→ Set task
Extract every entry word for word.

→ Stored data
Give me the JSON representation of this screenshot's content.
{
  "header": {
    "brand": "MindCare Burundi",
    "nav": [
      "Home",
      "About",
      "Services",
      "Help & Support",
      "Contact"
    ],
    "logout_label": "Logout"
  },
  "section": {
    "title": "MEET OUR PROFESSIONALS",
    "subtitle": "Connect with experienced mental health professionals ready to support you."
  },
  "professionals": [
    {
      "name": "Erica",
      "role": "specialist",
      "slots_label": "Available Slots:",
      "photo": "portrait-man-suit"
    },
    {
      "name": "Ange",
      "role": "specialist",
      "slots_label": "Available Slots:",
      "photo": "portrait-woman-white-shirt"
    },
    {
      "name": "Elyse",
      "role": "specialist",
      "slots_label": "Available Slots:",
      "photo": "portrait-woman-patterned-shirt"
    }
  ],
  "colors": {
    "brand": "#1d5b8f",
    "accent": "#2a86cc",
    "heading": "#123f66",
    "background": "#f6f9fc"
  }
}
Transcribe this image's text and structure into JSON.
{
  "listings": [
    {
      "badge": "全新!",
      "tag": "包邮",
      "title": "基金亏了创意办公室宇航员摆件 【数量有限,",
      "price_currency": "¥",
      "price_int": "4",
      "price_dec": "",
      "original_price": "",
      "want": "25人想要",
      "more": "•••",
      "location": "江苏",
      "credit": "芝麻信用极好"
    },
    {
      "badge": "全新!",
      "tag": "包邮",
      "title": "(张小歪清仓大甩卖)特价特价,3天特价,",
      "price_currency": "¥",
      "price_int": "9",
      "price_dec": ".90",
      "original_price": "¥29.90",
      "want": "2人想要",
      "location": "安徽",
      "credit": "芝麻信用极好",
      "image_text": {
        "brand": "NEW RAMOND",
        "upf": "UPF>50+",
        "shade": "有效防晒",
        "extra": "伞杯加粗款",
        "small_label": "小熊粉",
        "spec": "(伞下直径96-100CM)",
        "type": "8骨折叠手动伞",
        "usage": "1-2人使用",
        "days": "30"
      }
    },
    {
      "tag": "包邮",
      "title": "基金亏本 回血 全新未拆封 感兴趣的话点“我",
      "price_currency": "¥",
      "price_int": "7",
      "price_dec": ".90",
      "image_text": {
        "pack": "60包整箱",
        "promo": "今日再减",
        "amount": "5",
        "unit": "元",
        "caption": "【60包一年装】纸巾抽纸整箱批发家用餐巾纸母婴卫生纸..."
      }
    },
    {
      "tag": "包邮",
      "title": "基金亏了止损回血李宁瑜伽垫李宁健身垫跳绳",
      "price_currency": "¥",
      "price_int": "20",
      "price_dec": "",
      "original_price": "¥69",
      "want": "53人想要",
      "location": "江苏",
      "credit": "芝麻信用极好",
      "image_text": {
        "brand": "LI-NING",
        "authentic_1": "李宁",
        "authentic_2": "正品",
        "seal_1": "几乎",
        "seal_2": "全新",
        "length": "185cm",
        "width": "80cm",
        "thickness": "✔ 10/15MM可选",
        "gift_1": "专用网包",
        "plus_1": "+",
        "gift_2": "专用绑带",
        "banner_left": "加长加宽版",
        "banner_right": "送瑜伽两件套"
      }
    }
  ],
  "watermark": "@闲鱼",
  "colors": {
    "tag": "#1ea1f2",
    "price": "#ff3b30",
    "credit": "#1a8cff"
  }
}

→ Answer to this exercise
Give me the JSON representation of this screenshot's content.
{
  "header": {
    "brand": "MindCare Burundi",
    "nav": [
      "Home",
      "About",
      "Services",
      "Help & Support",
      "Contact"
    ],
    "logout_label": "Logout"
  },
  "section": {
    "title": "MEET OUR PROFESSIONALS",
    "subtitle": "Connect with experienced mental health professionals ready to support you."
  },
  "professionals": [
    {
      "name": "Erica",
      "role": "specialist",
      "slots_label": "Available Slots:",
      "photo": "portrait-man-suit"
    },
    {
      "name": "Ange",
      "role": "specialist",
      "slots_label": "Available Slots:",
      "photo": "portrait-woman-white-shirt"
    },
    {
      "name": "Elyse",
      "role": "specialist",
      "slots_label": "Available Slots:",
      "photo": "portrait-woman-patterned-shirt"
    }
  ],
  "colors": {
    "brand": "#1d5b8f",
    "accent": "#2a86cc",
    "heading": "#123f66",
    "background": "#f6f9fc"
  }
}
Transcribe this image's text and structure into JSON.
{
  "listings": [
    {
      "badge": "全新!",
      "tag": "包邮",
      "title": "基金亏了创意办公室宇航员摆件 【数量有限,",
      "price_currency": "¥",
      "price_int": "4",
      "price_dec": "",
      "original_price": "",
      "want": "25人想要",
      "more": "•••",
      "location": "江苏",
      "credit": "芝麻信用极好"
    },
    {
      "badge": "全新!",
      "tag": "包邮",
      "title": "(张小歪清仓大甩卖)特价特价,3天特价,",
      "price_currency": "¥",
      "price_int": "9",
      "price_dec": ".90",
      "original_price": "¥29.90",
      "want": "2人想要",
      "location": "安徽",
      "credit": "芝麻信用极好",
      "image_text": {
        "brand": "NEW RAMOND",
        "upf": "UPF>50+",
        "shade": "有效防晒",
        "extra": "伞杯加粗款",
        "small_label": "小熊粉",
        "spec": "(伞下直径96-100CM)",
        "type": "8骨折叠手动伞",
        "usage": "1-2人使用",
        "days": "30"
      }
    },
    {
      "tag": "包邮",
      "title": "基金亏本 回血 全新未拆封 感兴趣的话点“我",
      "price_currency": "¥",
      "price_int": "7",
      "price_dec": ".90",
      "image_text": {
        "pack": "60包整箱",
        "promo": "今日再减",
        "amount": "5",
        "unit": "元",
        "caption": "【60包一年装】纸巾抽纸整箱批发家用餐巾纸母婴卫生纸..."
      }
    },
    {
      "tag": "包邮",
      "title": "基金亏了止损回血李宁瑜伽垫李宁健身垫跳绳",
      "price_currency": "¥",
      "price_int": "20",
      "price_dec": "",
      "original_price": "¥69",
      "want": "53人想要",
      "location": "江苏",
      "credit": "芝麻信用极好",
      "image_text": {
        "brand": "LI-NING",
        "authentic_1": "李宁",
        "authentic_2": "正品",
        "seal_1": "几乎",
        "seal_2": "全新",
        "length": "185cm",
        "width": "80cm",
        "thickness": "✔ 10/15MM可选",
        "gift_1": "专用网包",
        "plus_1": "+",
        "gift_2": "专用绑带",
        "banner_left": "加长加宽版",
        "banner_right": "送瑜伽两件套"
      }
    }
  ],
  "watermark": "@闲鱼",
  "colors": {
    "tag": "#1ea1f2",
    "price": "#ff3b30",
    "credit": "#1a8cff"
  }
}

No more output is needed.